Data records

########

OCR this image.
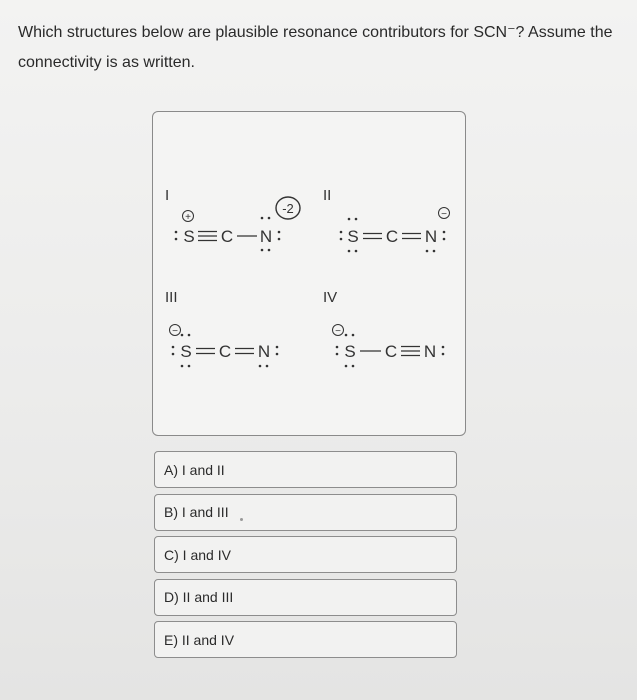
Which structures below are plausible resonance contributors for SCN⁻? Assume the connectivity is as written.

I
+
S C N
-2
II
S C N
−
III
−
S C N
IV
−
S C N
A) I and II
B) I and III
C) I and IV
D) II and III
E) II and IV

########

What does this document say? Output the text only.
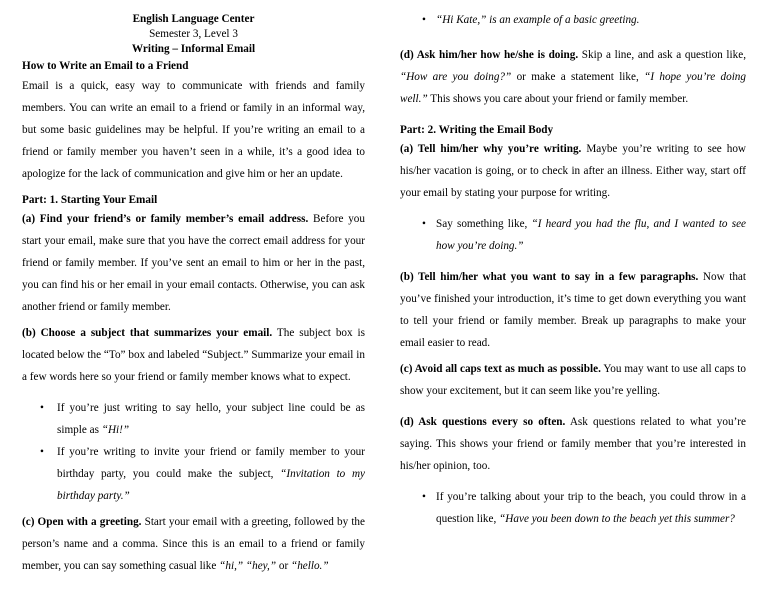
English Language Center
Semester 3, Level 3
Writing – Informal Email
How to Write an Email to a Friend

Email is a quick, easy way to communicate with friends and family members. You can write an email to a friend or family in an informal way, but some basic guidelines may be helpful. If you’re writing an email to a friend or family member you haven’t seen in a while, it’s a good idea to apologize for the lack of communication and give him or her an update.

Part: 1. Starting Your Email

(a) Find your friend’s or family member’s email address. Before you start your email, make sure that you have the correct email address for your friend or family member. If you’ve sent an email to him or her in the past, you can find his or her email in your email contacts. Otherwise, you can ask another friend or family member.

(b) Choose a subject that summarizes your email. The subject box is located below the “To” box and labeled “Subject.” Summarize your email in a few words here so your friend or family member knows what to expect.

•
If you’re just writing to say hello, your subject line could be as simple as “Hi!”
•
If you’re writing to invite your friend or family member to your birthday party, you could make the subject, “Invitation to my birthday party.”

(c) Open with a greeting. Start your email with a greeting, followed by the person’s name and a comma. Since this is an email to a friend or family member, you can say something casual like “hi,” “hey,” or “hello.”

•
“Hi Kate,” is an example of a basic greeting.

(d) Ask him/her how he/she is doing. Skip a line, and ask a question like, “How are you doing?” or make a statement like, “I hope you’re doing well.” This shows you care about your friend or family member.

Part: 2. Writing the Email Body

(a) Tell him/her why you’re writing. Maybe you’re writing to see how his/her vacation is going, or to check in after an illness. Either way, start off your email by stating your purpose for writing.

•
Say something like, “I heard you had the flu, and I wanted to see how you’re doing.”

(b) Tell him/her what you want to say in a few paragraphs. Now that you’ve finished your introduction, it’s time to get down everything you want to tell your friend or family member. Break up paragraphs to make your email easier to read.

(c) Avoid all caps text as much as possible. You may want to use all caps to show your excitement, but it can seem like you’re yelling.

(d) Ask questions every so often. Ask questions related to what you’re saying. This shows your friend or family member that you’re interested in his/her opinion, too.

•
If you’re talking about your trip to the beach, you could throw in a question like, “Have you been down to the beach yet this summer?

########

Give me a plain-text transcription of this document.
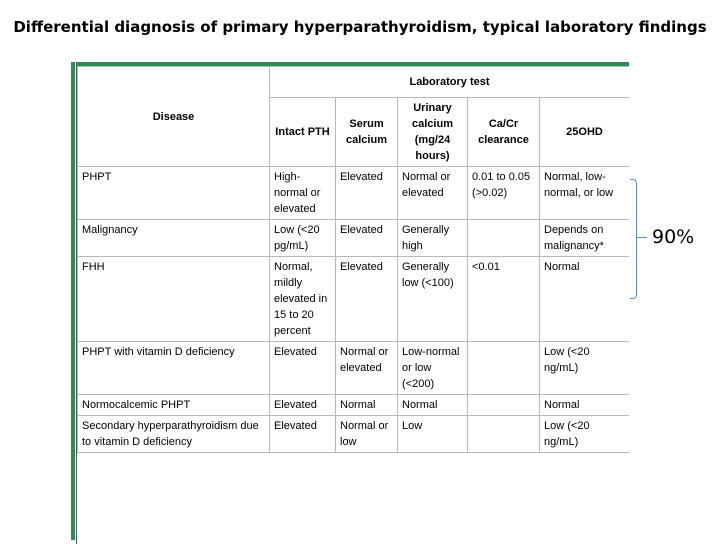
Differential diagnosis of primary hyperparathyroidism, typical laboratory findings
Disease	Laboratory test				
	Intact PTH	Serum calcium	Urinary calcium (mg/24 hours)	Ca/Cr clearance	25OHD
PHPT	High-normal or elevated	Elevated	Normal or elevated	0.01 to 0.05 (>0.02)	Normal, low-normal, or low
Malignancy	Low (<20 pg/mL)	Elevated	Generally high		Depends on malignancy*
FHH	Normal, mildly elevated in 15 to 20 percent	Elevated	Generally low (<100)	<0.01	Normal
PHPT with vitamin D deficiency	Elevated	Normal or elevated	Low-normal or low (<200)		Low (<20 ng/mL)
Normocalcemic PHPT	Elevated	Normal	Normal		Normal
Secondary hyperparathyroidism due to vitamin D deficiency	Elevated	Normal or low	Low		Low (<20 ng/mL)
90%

########

> What you should do
Copy all lines of the listing above that contain the string "greeting".

> Written reply
(c) Open with a greeting. Start your email with a greeting, followed by the person’s name and a comma. Since this is an email to a friend or family member, you can say something casual like “hi,” “hey,” or “hello.”
“Hi Kate,” is an example of a basic greeting.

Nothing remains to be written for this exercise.